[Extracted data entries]
+ + + + + + +
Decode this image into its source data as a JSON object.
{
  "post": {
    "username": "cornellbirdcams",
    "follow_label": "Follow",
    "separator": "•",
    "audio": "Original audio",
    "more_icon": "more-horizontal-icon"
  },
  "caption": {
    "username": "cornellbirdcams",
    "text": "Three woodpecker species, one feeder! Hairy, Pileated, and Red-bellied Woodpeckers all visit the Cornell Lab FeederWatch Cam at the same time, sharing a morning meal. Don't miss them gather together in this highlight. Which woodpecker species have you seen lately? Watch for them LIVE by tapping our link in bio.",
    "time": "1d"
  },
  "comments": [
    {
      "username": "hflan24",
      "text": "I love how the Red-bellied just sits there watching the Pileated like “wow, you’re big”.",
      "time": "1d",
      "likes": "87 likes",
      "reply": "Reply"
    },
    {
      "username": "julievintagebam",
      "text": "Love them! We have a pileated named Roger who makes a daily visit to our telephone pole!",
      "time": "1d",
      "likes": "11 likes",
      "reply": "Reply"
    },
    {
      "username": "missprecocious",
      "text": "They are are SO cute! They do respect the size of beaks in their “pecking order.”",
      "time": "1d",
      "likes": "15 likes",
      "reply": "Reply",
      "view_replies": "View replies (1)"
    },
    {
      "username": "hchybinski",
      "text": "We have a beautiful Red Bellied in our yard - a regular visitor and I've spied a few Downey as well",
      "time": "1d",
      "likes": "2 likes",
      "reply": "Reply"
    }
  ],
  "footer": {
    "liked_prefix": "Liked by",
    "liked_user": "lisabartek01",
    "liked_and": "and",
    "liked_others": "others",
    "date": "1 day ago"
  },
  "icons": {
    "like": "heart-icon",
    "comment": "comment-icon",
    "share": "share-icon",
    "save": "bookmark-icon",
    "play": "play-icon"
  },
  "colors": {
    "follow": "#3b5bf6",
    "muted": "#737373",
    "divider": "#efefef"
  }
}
+ + + + + + +
Pick out every line above that holds the word "username" and copy it.

    "username": "cornellbirdcams",
    "username": "cornellbirdcams",
      "username": "hflan24",
      "username": "julievintagebam",
      "username": "missprecocious",
      "username": "hchybinski",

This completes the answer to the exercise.